§ **Work required**
Pull out every line in the data that has the string "jest" in it.

§ **Data**
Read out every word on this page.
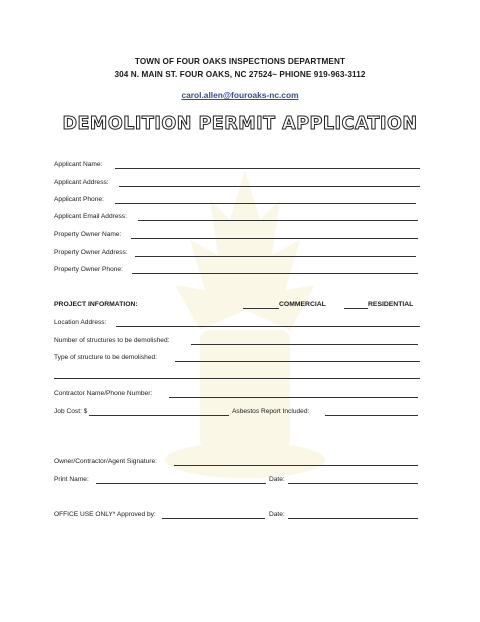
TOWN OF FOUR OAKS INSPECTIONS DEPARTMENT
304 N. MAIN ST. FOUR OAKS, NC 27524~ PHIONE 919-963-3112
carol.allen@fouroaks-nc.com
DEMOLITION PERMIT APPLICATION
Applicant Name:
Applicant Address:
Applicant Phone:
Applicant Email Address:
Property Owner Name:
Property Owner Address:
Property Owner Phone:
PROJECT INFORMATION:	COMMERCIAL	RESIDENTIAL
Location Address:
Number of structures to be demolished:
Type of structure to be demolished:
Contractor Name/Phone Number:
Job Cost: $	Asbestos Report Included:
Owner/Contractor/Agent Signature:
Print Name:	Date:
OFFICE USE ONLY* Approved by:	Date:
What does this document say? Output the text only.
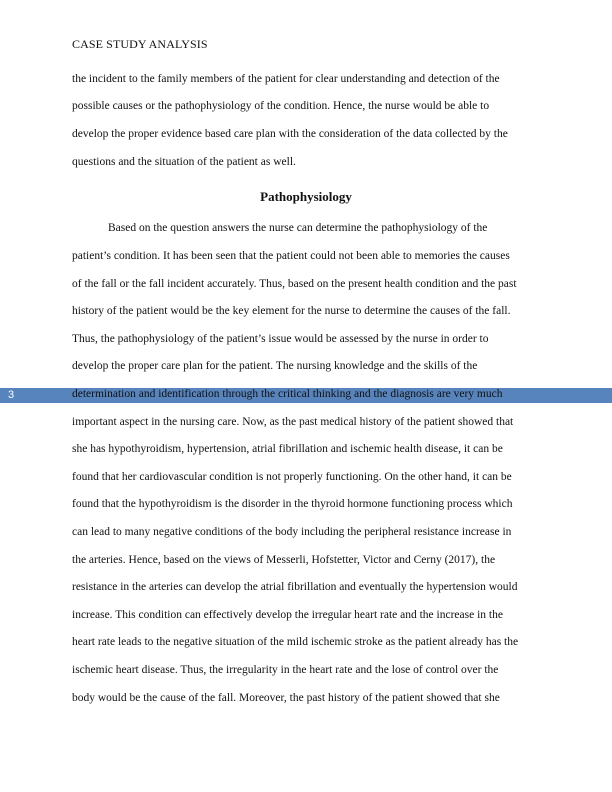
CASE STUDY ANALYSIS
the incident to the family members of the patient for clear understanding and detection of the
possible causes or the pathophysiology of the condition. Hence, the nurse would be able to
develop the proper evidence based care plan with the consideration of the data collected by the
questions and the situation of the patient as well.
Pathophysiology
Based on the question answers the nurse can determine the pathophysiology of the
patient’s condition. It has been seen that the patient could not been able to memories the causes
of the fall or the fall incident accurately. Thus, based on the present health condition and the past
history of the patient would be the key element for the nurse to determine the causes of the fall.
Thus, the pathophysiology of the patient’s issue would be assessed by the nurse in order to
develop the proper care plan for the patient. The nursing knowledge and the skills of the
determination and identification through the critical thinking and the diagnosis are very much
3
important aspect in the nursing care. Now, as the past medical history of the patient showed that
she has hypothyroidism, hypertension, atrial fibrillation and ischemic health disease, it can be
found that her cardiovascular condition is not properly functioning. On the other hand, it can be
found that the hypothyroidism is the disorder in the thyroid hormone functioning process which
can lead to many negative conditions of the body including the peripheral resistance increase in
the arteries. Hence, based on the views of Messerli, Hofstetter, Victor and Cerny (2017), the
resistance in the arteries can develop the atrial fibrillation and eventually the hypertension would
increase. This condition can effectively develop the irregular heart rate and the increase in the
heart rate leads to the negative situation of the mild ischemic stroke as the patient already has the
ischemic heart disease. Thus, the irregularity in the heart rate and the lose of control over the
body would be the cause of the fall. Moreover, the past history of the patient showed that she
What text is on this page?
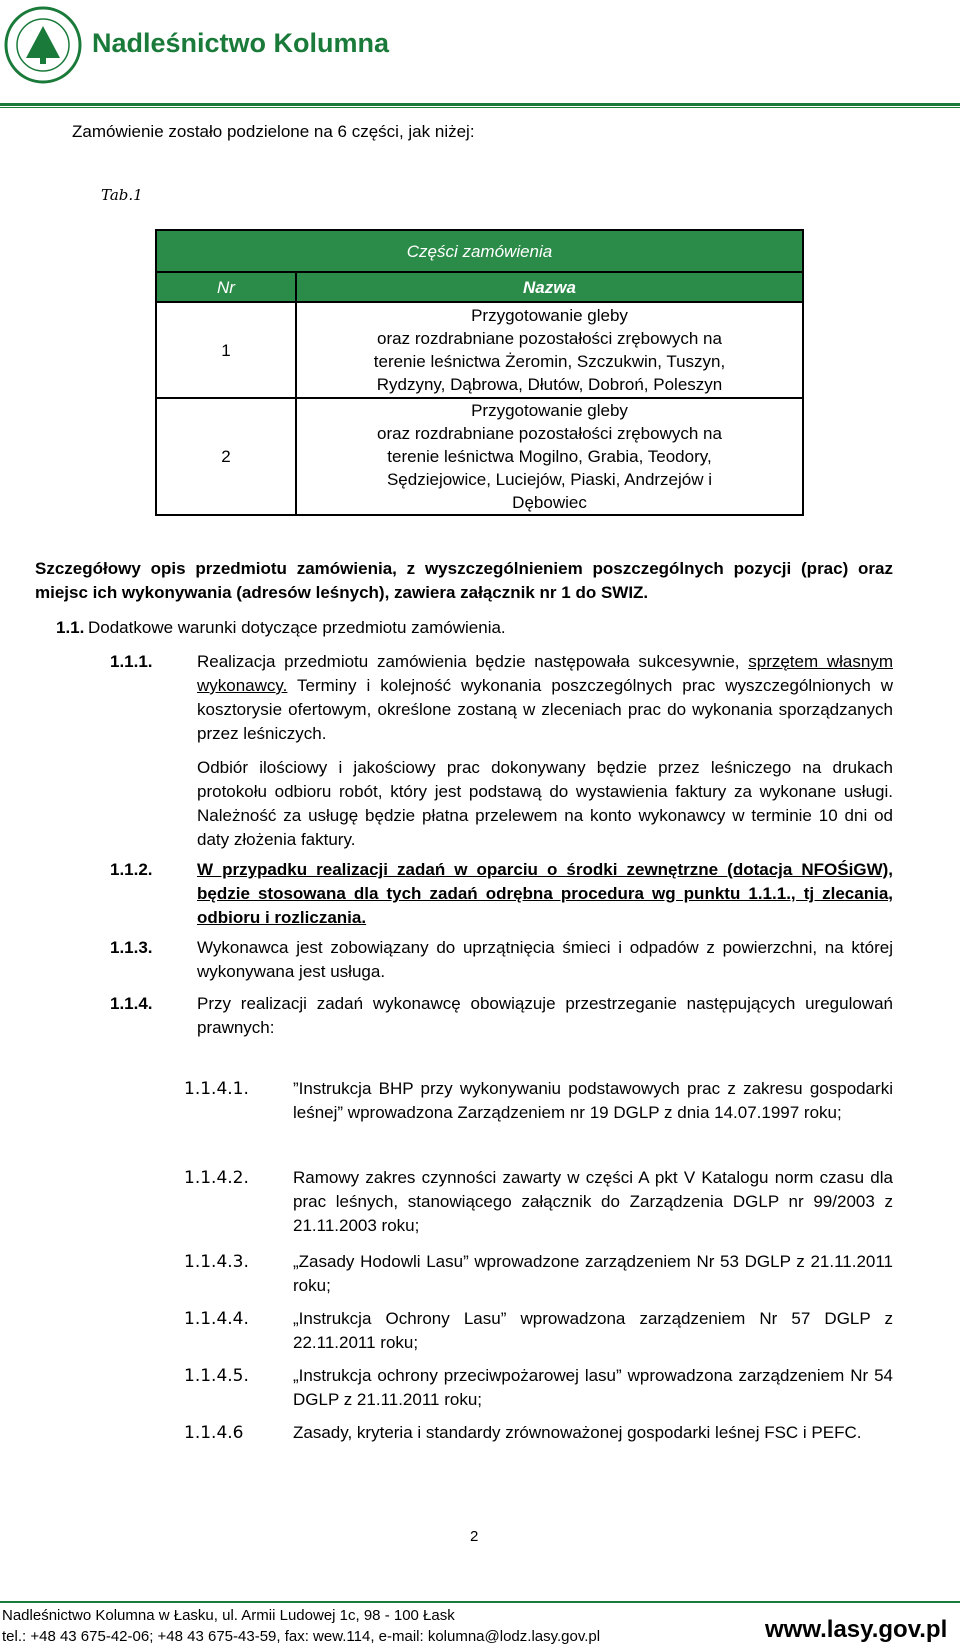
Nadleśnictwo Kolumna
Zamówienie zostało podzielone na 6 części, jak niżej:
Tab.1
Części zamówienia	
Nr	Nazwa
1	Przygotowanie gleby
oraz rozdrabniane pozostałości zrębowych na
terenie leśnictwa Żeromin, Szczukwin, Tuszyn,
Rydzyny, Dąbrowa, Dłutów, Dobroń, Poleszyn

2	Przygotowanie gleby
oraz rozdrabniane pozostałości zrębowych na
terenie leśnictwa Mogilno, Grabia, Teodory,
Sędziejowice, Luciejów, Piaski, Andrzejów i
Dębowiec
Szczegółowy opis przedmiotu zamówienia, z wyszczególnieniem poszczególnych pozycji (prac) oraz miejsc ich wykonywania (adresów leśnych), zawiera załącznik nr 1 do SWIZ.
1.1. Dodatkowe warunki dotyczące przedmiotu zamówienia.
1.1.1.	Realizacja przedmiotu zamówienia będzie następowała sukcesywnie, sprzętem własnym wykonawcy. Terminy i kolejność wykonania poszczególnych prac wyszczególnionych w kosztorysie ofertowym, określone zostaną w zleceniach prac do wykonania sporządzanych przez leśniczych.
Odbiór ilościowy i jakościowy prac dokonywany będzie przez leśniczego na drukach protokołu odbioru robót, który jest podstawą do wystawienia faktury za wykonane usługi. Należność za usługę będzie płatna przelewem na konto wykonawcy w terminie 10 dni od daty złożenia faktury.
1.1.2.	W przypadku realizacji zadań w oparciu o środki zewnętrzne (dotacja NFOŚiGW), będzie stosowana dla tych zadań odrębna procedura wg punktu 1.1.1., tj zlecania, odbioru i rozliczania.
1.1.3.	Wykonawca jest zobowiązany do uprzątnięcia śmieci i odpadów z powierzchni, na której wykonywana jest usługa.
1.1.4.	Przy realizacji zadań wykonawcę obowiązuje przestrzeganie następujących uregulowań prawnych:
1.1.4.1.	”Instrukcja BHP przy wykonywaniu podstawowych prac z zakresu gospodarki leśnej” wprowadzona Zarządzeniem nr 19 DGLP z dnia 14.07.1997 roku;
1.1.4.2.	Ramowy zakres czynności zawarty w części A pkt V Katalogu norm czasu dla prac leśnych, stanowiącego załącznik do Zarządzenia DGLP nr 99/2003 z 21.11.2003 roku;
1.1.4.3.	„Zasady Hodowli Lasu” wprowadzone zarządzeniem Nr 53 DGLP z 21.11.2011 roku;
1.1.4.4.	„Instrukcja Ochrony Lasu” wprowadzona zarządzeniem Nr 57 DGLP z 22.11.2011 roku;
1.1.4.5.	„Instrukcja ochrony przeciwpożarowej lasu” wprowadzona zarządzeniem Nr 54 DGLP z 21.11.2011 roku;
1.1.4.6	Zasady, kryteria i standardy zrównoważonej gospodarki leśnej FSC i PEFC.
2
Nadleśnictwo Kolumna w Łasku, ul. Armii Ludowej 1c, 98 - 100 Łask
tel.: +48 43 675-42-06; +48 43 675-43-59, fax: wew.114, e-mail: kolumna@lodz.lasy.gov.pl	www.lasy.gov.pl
---
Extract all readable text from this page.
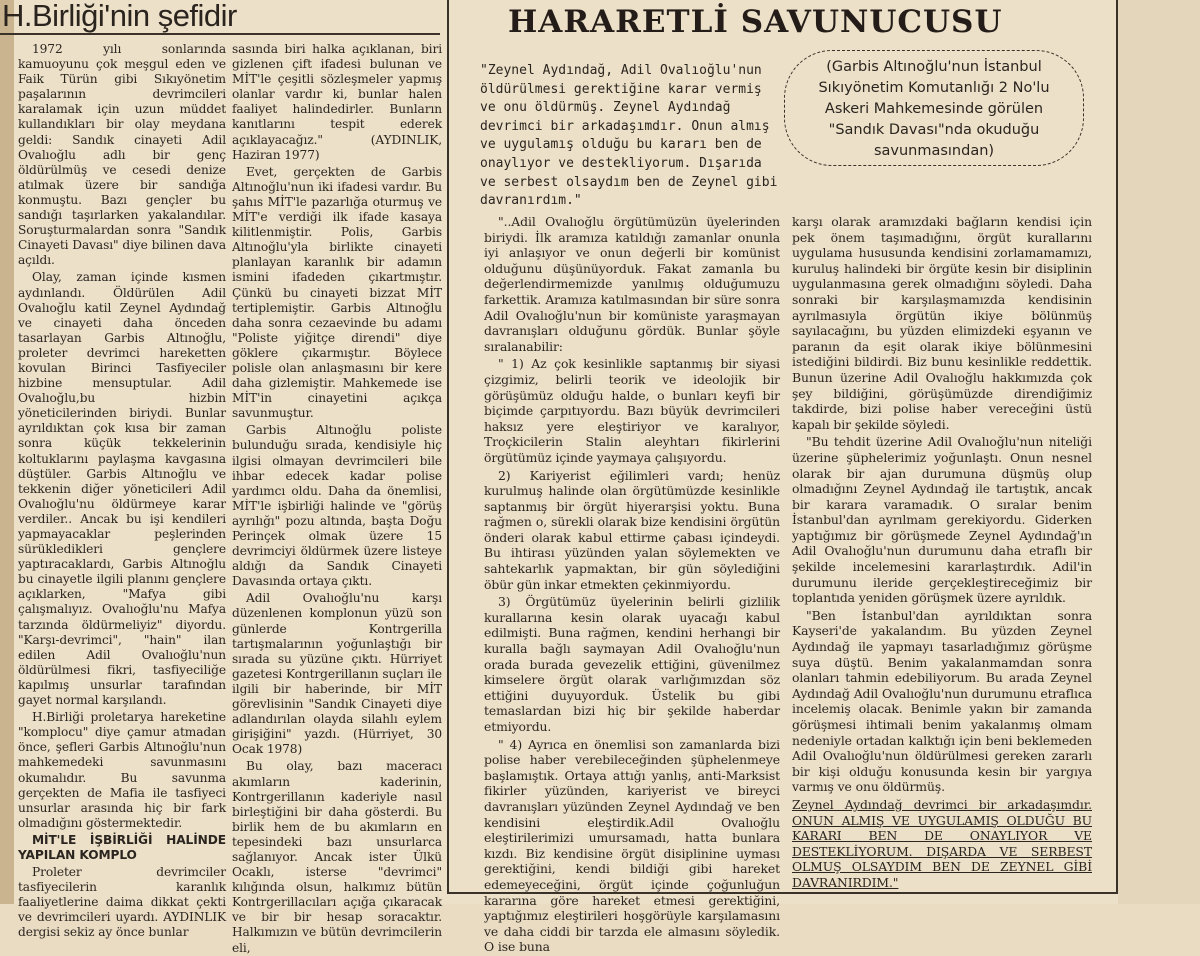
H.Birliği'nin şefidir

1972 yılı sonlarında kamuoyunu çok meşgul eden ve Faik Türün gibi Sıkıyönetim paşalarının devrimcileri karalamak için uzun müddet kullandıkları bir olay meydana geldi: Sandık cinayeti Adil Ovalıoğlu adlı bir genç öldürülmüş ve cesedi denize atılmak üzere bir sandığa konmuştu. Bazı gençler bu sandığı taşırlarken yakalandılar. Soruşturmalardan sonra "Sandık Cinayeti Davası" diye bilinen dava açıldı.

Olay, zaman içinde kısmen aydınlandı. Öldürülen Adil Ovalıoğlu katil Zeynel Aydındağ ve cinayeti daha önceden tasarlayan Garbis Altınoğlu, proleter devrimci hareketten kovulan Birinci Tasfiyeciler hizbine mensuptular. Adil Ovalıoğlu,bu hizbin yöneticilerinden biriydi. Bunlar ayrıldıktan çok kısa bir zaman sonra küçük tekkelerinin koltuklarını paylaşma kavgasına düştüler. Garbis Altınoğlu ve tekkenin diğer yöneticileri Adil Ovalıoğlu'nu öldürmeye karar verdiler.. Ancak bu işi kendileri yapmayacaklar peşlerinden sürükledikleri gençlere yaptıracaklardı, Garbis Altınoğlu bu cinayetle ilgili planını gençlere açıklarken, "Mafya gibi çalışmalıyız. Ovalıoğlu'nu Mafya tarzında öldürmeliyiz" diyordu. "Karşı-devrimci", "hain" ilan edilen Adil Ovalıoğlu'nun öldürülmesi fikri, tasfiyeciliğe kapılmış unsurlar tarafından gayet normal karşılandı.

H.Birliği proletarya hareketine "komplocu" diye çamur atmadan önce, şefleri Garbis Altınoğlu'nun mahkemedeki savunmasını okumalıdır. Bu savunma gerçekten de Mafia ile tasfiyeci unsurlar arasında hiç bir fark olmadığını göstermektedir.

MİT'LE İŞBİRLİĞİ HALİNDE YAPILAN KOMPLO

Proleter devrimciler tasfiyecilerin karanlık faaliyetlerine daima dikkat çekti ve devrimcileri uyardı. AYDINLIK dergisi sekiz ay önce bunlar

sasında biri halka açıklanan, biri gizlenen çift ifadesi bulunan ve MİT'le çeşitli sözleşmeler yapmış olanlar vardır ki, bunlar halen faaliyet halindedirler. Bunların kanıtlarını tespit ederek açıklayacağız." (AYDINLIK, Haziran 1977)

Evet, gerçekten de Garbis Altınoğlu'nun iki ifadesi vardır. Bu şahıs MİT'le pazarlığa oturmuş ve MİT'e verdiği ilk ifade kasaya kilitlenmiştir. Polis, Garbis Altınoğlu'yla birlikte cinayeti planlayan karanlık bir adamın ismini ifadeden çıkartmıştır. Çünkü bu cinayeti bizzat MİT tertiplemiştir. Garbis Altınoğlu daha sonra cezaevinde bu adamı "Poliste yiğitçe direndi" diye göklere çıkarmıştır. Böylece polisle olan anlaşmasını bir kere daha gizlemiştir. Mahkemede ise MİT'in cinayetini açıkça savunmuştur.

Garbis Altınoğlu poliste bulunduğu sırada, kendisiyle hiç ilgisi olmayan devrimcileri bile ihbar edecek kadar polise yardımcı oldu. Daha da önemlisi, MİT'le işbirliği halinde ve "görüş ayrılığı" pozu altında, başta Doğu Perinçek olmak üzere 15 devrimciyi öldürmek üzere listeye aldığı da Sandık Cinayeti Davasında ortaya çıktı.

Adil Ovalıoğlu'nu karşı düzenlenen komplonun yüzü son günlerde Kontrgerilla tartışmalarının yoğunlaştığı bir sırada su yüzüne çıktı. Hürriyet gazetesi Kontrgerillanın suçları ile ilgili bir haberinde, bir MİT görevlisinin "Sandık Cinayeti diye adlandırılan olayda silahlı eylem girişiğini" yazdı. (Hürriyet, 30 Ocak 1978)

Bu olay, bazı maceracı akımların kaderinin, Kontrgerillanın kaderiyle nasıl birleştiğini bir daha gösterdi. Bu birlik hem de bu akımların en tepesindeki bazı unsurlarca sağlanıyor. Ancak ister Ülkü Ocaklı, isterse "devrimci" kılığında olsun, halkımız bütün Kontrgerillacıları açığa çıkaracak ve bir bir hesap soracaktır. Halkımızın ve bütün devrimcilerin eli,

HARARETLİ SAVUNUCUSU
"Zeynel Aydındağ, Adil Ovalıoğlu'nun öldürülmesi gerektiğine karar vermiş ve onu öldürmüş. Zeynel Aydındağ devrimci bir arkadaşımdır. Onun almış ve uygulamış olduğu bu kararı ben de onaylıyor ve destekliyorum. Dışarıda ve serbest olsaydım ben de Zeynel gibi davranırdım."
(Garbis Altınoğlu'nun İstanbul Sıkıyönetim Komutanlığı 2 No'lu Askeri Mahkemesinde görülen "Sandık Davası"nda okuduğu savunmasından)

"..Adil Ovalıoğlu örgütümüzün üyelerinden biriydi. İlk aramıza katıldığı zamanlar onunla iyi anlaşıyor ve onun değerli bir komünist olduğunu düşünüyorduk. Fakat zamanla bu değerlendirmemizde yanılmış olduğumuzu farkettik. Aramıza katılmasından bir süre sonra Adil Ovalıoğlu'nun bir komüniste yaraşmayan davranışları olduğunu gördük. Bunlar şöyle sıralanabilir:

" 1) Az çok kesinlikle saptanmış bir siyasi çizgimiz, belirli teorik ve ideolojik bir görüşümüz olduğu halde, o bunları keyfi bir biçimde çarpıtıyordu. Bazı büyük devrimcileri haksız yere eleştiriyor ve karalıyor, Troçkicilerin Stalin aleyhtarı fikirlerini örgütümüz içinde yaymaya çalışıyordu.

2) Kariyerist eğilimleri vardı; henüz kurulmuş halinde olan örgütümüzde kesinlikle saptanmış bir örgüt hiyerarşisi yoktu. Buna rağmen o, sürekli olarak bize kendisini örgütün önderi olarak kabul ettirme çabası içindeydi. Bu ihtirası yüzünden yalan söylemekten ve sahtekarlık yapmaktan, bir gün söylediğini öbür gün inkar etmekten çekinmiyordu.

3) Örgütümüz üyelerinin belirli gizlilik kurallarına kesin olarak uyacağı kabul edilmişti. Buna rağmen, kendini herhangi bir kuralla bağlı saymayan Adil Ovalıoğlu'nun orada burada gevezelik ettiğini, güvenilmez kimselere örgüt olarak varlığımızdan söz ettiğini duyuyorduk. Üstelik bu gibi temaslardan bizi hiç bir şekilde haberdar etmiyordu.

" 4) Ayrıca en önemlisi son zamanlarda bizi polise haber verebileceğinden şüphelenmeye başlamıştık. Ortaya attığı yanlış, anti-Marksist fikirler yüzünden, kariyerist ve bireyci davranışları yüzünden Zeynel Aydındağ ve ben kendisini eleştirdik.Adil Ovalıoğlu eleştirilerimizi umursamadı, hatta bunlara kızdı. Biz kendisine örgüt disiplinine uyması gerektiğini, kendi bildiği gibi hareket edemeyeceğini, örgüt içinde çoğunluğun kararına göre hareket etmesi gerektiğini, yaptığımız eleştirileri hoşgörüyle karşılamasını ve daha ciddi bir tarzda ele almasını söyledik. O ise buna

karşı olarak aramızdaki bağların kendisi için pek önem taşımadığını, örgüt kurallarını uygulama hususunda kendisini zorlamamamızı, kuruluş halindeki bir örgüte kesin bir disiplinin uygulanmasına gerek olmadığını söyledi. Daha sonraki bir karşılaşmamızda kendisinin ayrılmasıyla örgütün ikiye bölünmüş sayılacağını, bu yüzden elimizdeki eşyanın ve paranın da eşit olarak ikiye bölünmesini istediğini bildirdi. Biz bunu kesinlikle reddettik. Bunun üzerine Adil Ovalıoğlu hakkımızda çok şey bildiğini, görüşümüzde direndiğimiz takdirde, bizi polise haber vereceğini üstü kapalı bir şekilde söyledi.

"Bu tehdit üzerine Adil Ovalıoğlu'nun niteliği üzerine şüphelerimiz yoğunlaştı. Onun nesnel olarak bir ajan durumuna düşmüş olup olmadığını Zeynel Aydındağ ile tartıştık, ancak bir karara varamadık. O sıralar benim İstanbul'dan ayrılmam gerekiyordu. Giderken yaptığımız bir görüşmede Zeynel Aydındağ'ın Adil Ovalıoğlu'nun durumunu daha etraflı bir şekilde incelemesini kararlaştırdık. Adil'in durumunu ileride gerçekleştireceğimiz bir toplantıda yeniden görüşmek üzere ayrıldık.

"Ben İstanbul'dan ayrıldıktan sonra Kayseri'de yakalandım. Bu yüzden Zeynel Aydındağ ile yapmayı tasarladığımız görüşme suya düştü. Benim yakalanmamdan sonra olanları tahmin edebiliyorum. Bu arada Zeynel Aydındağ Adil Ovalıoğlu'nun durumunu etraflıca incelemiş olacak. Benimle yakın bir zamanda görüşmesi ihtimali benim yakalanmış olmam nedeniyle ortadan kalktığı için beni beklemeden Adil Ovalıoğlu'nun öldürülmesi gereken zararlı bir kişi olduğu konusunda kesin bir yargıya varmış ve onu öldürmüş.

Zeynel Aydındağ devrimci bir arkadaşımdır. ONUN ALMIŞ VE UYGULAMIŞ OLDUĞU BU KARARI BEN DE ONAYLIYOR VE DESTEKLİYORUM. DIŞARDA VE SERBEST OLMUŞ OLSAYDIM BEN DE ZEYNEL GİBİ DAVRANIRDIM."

§ **Task response**
Odbiór ilościowy i jakościowy prac dokonywany będzie przez leśniczego na drukach protokołu odbioru robót, który jest podstawą do wystawienia faktury za wykonane usługi. Należność za usługę będzie płatna przelewem na konto wykonawcy w terminie 10 dni od daty złożenia faktury.
1.1.3.	Wykonawca jest zobowiązany do uprzątnięcia śmieci i odpadów z powierzchni, na której wykonywana jest usługa.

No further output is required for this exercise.